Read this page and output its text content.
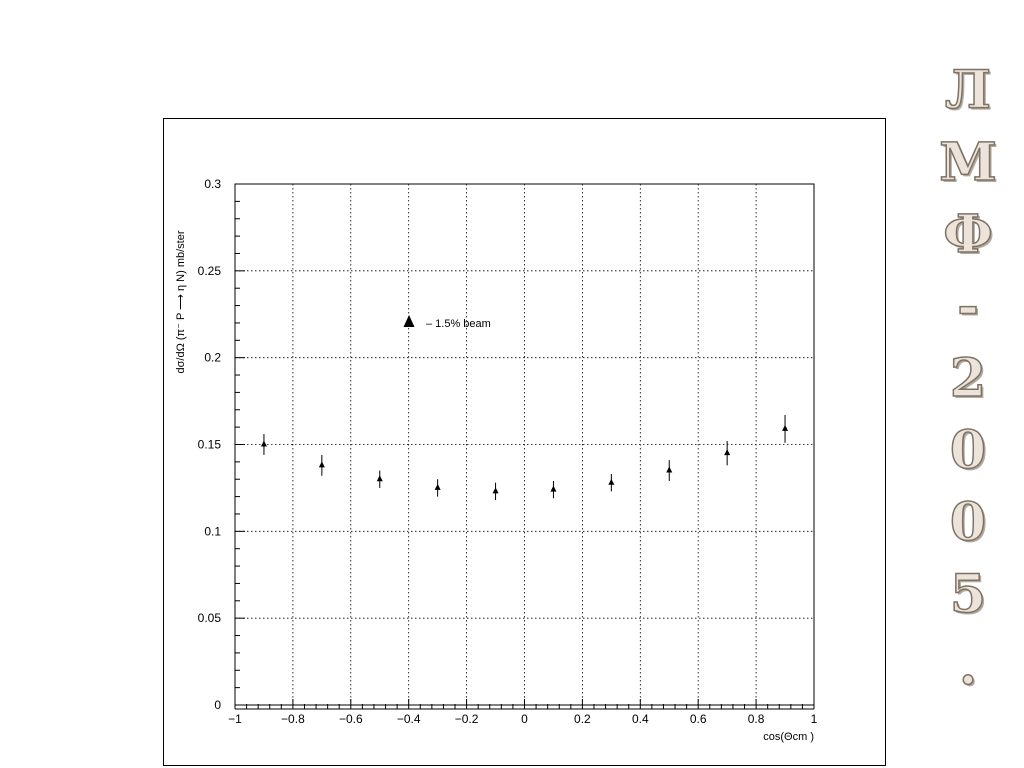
0
0.05
0.1
0.15
0.2
0.25
0.3
−1	−0.8	−0.6	−0.4	−0.2	0	0.2	0.4	0.6	0.8	1
– 1.5% beam
cos(Θcm )
dσ/dΩ (π⁻ P ⟶ η N) mb/ster
Л
М
Ф
-
2
0
0
5
.
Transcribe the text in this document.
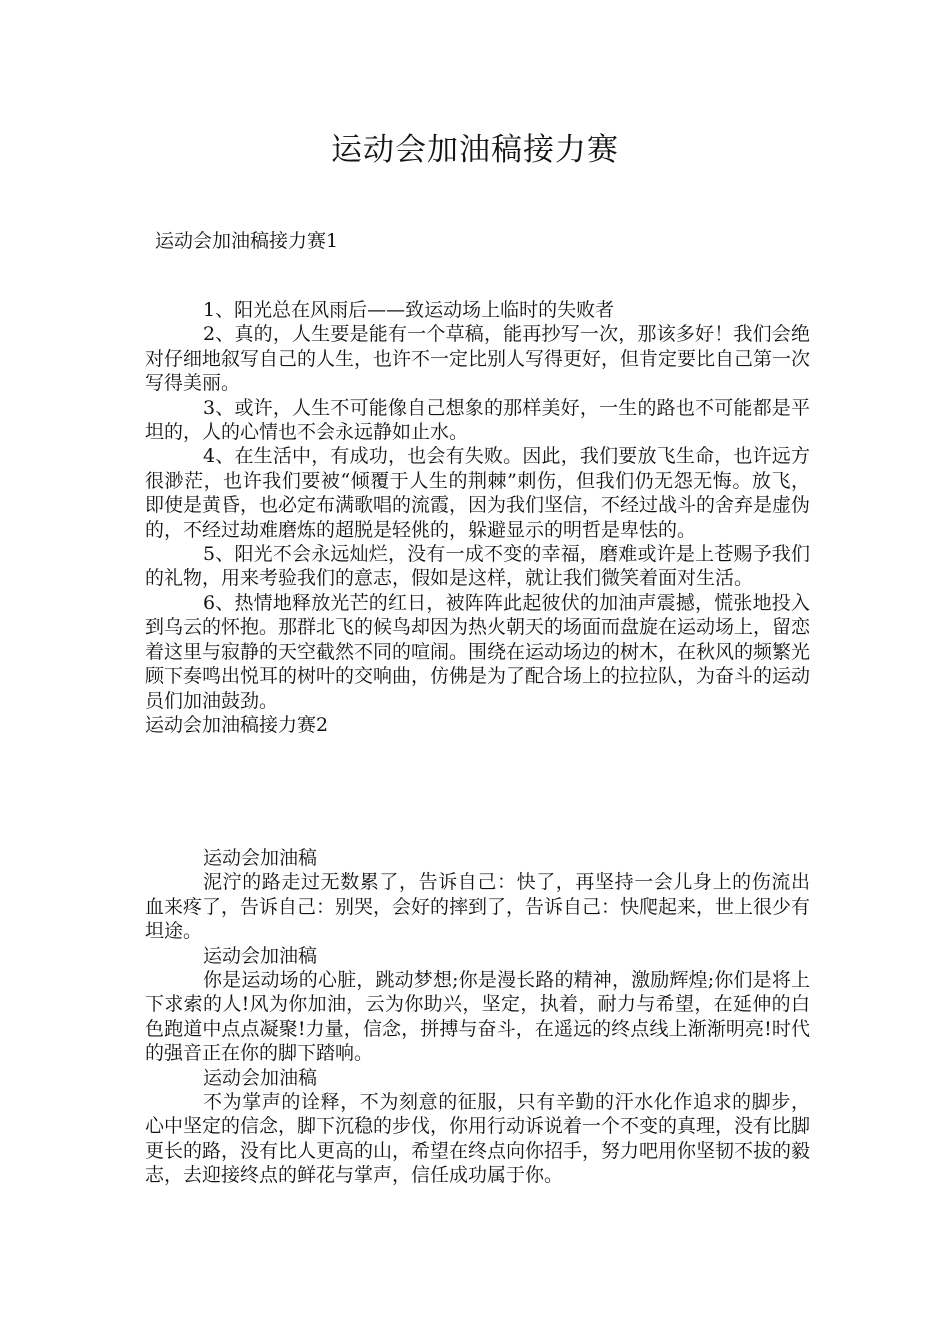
运动会加油稿接力赛
运动会加油稿接力赛1

1、阳光总在风雨后——致运动场上临时的失败者

2、真的，人生要是能有一个草稿，能再抄写一次，那该多好！我们会绝对仔细地叙写自己的人生，也许不一定比别人写得更好，但肯定要比自己第一次写得美丽。

3、或许，人生不可能像自己想象的那样美好，一生的路也不可能都是平坦的，人的心情也不会永远静如止水。

4、在生活中，有成功，也会有失败。因此，我们要放飞生命，也许远方很渺茫，也许我们要被“倾覆于人生的荆棘”刺伤，但我们仍无怨无悔。放飞，即使是黄昏，也必定布满歌唱的流霞，因为我们坚信，不经过战斗的舍弃是虚伪的，不经过劫难磨炼的超脱是轻佻的，躲避显示的明哲是卑怯的。

5、阳光不会永远灿烂，没有一成不变的幸福，磨难或许是上苍赐予我们的礼物，用来考验我们的意志，假如是这样，就让我们微笑着面对生活。

6、热情地释放光芒的红日，被阵阵此起彼伏的加油声震撼，慌张地投入到乌云的怀抱。那群北飞的候鸟却因为热火朝天的场面而盘旋在运动场上，留恋着这里与寂静的天空截然不同的喧闹。围绕在运动场边的树木，在秋风的频繁光顾下奏鸣出悦耳的树叶的交响曲，仿佛是为了配合场上的拉拉队，为奋斗的运动员们加油鼓劲。

运动会加油稿接力赛2

运动会加油稿

泥泞的路走过无数累了，告诉自己：快了，再坚持一会儿身上的伤流出血来疼了，告诉自己：别哭，会好的摔到了，告诉自己：快爬起来，世上很少有坦途。

运动会加油稿

你是运动场的心脏，跳动梦想;你是漫长路的精神，激励辉煌;你们是将上下求索的人!风为你加油，云为你助兴，坚定，执着，耐力与希望，在延伸的白色跑道中点点凝聚!力量，信念，拼搏与奋斗，在遥远的终点线上渐渐明亮!时代的强音正在你的脚下踏响。

运动会加油稿

不为掌声的诠释，不为刻意的征服，只有辛勤的汗水化作追求的脚步，心中坚定的信念，脚下沉稳的步伐，你用行动诉说着一个不变的真理，没有比脚更长的路，没有比人更高的山，希望在终点向你招手，努力吧用你坚韧不拔的毅志，去迎接终点的鲜花与掌声，信任成功属于你。
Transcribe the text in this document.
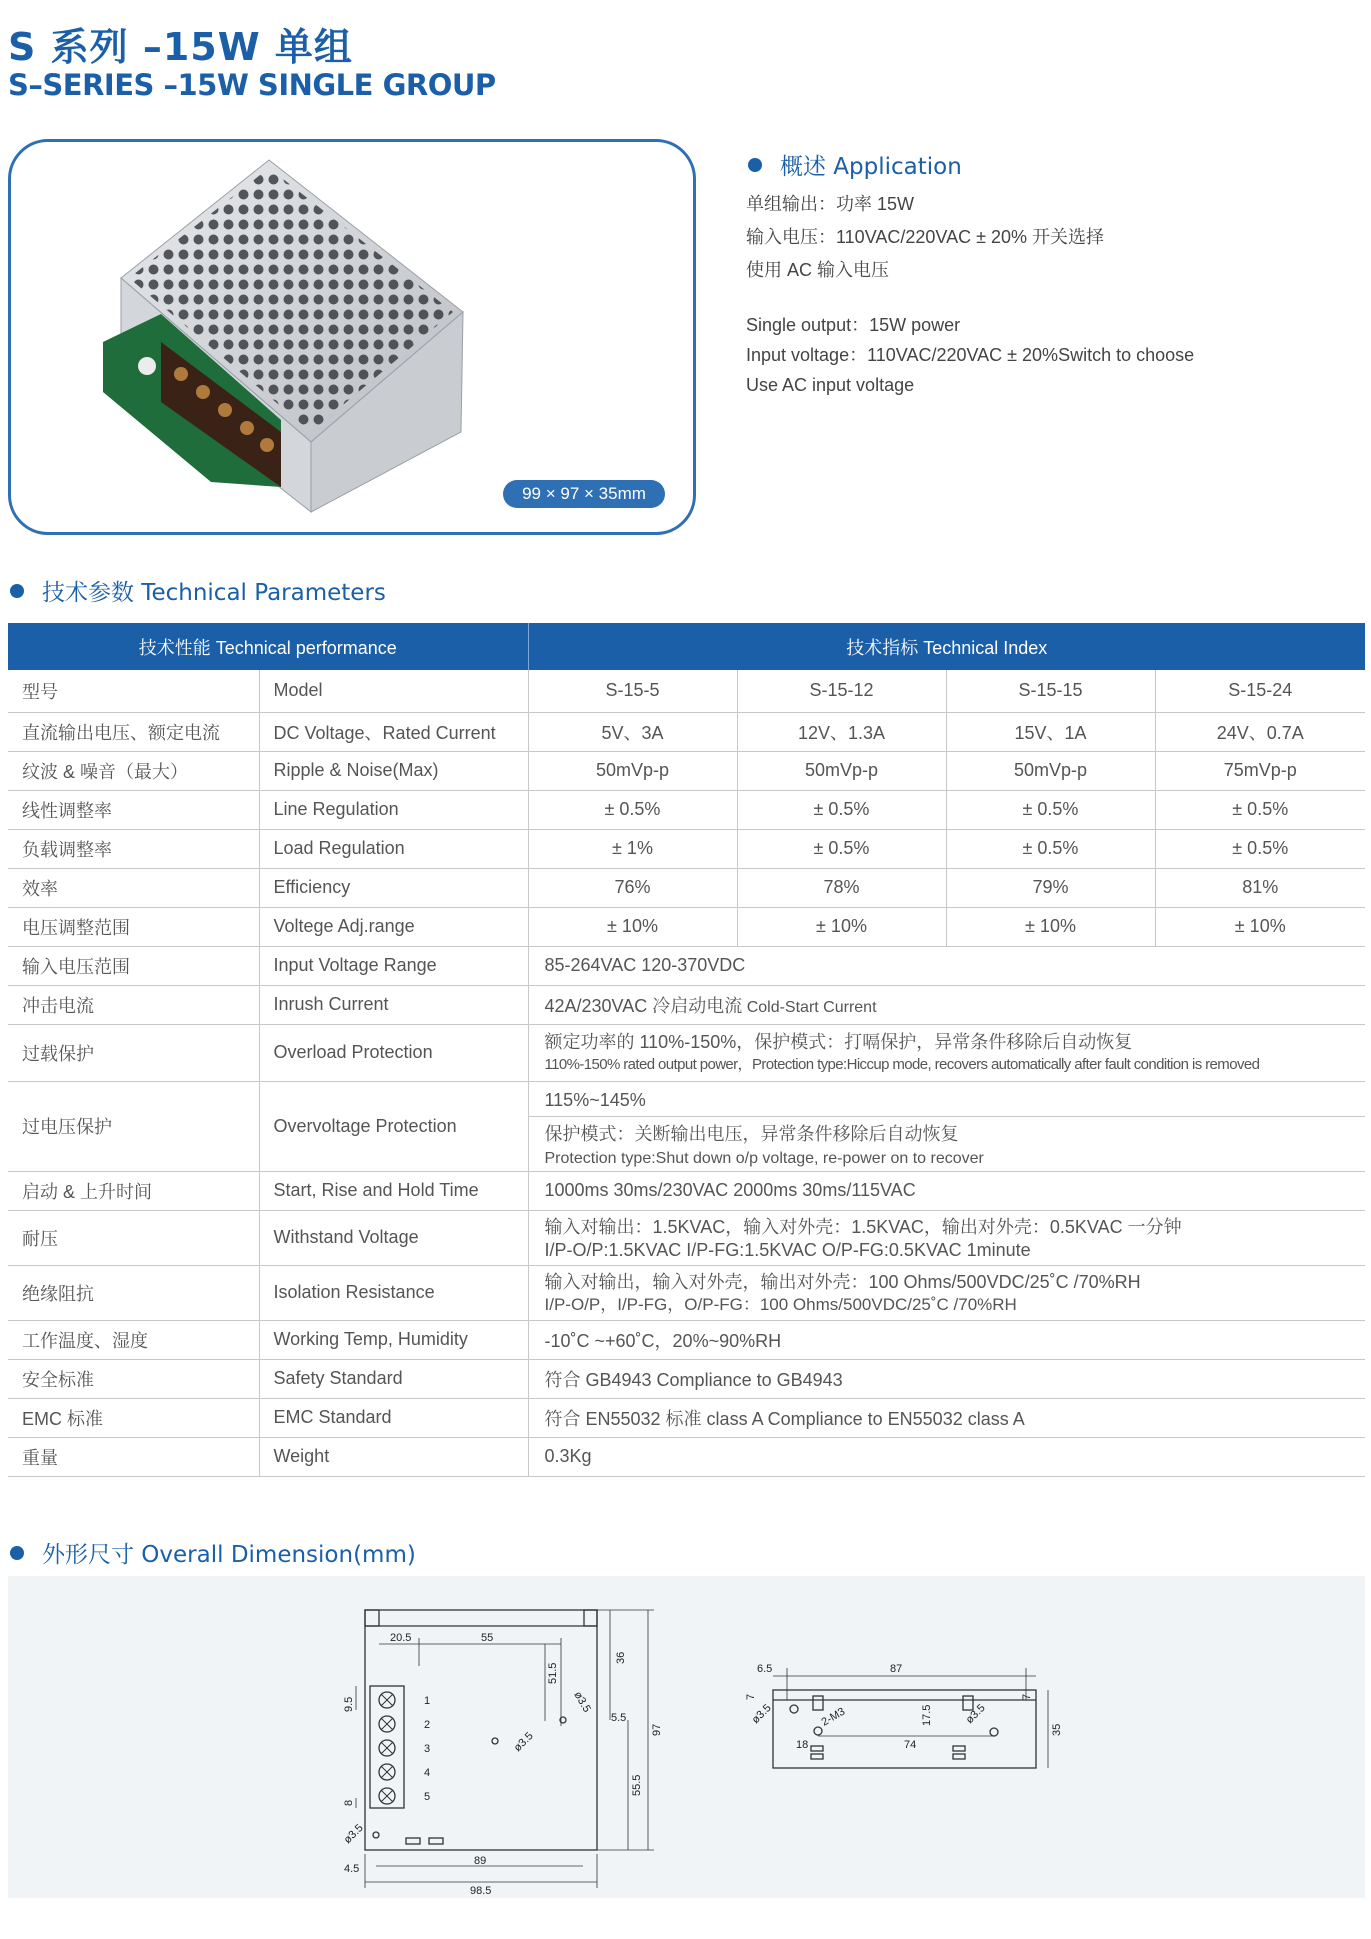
S 系列 –15W 单组
S–SERIES –15W SINGLE GROUP
99 × 97 × 35mm
概述 Application
单组输出：功率 15W
输入电压：110VAC/220VAC ± 20% 开关选择
使用 AC 输入电压
Single output：15W power
Input voltage：110VAC/220VAC ± 20%Switch to choose
Use AC input voltage
技术参数 Technical Parameters
技术性能 Technical performance		技术指标 Technical Index			
型号	Model	S-15-5	S-15-12	S-15-15	S-15-24
直流输出电压、额定电流	DC Voltage、Rated Current	5V、3A	12V、1.3A	15V、1A	24V、0.7A
纹波 & 噪音（最大）	Ripple & Noise(Max)	50mVp-p	50mVp-p	50mVp-p	75mVp-p
线性调整率	Line Regulation	± 0.5%	± 0.5%	± 0.5%	± 0.5%
负载调整率	Load Regulation	± 1%	± 0.5%	± 0.5%	± 0.5%
效率	Efficiency	76%	78%	79%	81%
电压调整范围	Voltege Adj.range	± 10%	± 10%	± 10%	± 10%
输入电压范围	Input Voltage Range	85-264VAC 120-370VDC			
冲击电流	Inrush Current	42A/230VAC 冷启动电流 Cold-Start Current			
过载保护	Overload Protection	额定功率的 110%-150%，保护模式：打嗝保护，异常条件移除后自动恢复
110%-150% rated output power，Protection type:Hiccup mode, recovers automatically after fault condition is removed			

过电压保护	Overvoltage Protection	115%~145%
保护模式：关断输出电压，异常条件移除后自动恢复
Protection type:Shut down o/p voltage, re-power on to recover			

启动 & 上升时间	Start, Rise and Hold Time	1000ms 30ms/230VAC 2000ms 30ms/115VAC			
耐压	Withstand Voltage	输入对输出：1.5KVAC，输入对外壳：1.5KVAC，输出对外壳：0.5KVAC 一分钟
I/P-O/P:1.5KVAC I/P-FG:1.5KVAC O/P-FG:0.5KVAC 1minute			

绝缘阻抗	Isolation Resistance	输入对输出，输入对外壳，输出对外壳：100 Ohms/500VDC/25˚C /70%RH
I/P-O/P，I/P-FG，O/P-FG：100 Ohms/500VDC/25˚C /70%RH			

工作温度、湿度	Working Temp, Humidity	-10˚C ~+60˚C，20%~90%RH			
安全标准	Safety Standard	符合 GB4943 Compliance to GB4943			
EMC 标准	EMC Standard	符合 EN55032 标准 class A Compliance to EN55032 class A			
重量	Weight	0.3Kg			
外形尺寸 Overall Dimension(mm)
20.5	55
51.5
36
5.5
97
55.5
9.5
8
89
98.5
4.5
ø3.5
ø3.5
ø3.5
1
2
3
4
5
6.5	87
7	7
17.5
18	74
35
2-M3
ø3.5	ø3.5
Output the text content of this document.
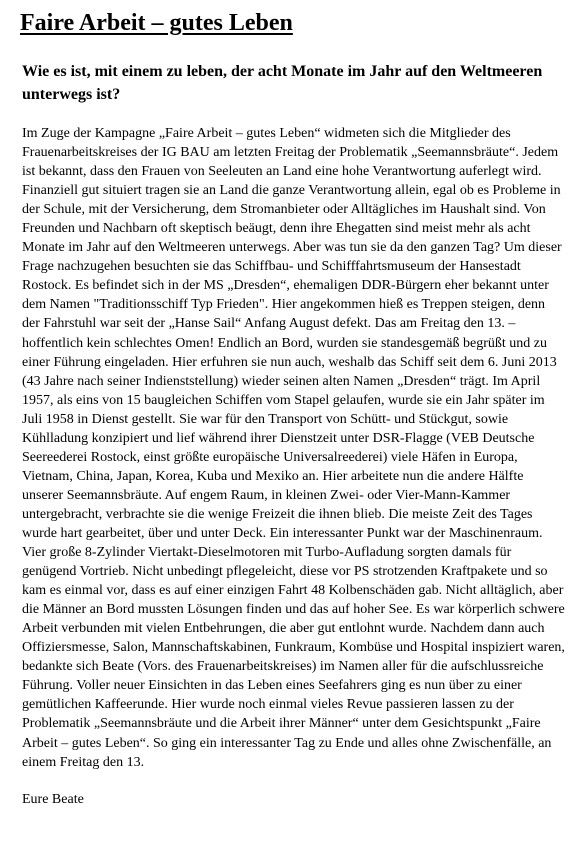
Faire Arbeit – gutes Leben
Wie es ist, mit einem zu leben, der acht Monate im Jahr auf den Weltmeeren unterwegs ist?

Im Zuge der Kampagne „Faire Arbeit – gutes Leben“ widmeten sich die Mitglieder des Frauenarbeitskreises der IG BAU am letzten Freitag der Problematik „Seemannsbräute“. Jedem ist bekannt, dass den Frauen von Seeleuten an Land eine hohe Verantwortung auferlegt wird. Finanziell gut situiert tragen sie an Land die ganze Verantwortung allein, egal ob es Probleme in der Schule, mit der Versicherung, dem Stromanbieter oder Alltägliches im Haushalt sind. Von Freunden und Nachbarn oft skeptisch beäugt, denn ihre Ehegatten sind meist mehr als acht Monate im Jahr auf den Weltmeeren unterwegs. Aber was tun sie da den ganzen Tag? Um dieser Frage nachzugehen besuchten sie das Schiffbau- und Schifffahrtsmuseum der Hansestadt Rostock. Es befindet sich in der MS „Dresden“, ehemaligen DDR-Bürgern eher bekannt unter dem Namen "Traditionsschiff Typ Frieden". Hier angekommen hieß es Treppen steigen, denn der Fahrstuhl war seit der „Hanse Sail“ Anfang August defekt. Das am Freitag den 13. – hoffentlich kein schlechtes Omen! Endlich an Bord, wurden sie standesgemäß begrüßt und zu einer Führung eingeladen. Hier erfuhren sie nun auch, weshalb das Schiff seit dem 6. Juni 2013 (43 Jahre nach seiner Indienststellung) wieder seinen alten Namen „Dresden“ trägt. Im April 1957, als eins von 15 baugleichen Schiffen vom Stapel gelaufen, wurde sie ein Jahr später im Juli 1958 in Dienst gestellt. Sie war für den Transport von Schütt- und Stückgut, sowie Kühlladung konzipiert und lief während ihrer Dienstzeit unter DSR-Flagge (VEB Deutsche Seereederei Rostock, einst größte europäische Universalreederei) viele Häfen in Europa, Vietnam, China, Japan, Korea, Kuba und Mexiko an. Hier arbeitete nun die andere Hälfte unserer Seemannsbräute. Auf engem Raum, in kleinen Zwei- oder Vier-Mann-Kammer untergebracht, verbrachte sie die wenige Freizeit die ihnen blieb. Die meiste Zeit des Tages wurde hart gearbeitet, über und unter Deck. Ein interessanter Punkt war der Maschinenraum. Vier große 8-Zylinder Viertakt-Dieselmotoren mit Turbo-Aufladung sorgten damals für genügend Vortrieb. Nicht unbedingt pflegeleicht, diese vor PS strotzenden Kraftpakete und so kam es einmal vor, dass es auf einer einzigen Fahrt 48 Kolbenschäden gab. Nicht alltäglich, aber die Männer an Bord mussten Lösungen finden und das auf hoher See. Es war körperlich schwere Arbeit verbunden mit vielen Entbehrungen, die aber gut entlohnt wurde. Nachdem dann auch Offiziersmesse, Salon, Mannschaftskabinen, Funkraum, Kombüse und Hospital inspiziert waren, bedankte sich Beate (Vors. des Frauenarbeitskreises) im Namen aller für die aufschlussreiche Führung. Voller neuer Einsichten in das Leben eines Seefahrers ging es nun über zu einer gemütlichen Kaffeerunde. Hier wurde noch einmal vieles Revue passieren lassen zu der Problematik „Seemannsbräute und die Arbeit ihrer Männer“ unter dem Gesichtspunkt „Faire Arbeit – gutes Leben“. So ging ein interessanter Tag zu Ende und alles ohne Zwischenfälle, an einem Freitag den 13.

Eure Beate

⁂

**YOUR TASK**
From the entries above, pull out each line that includes "Technical".

**EXERCISE RESULT**
技术参数 Technical Parameters
技术性能 Technical performance		技术指标 Technical Index			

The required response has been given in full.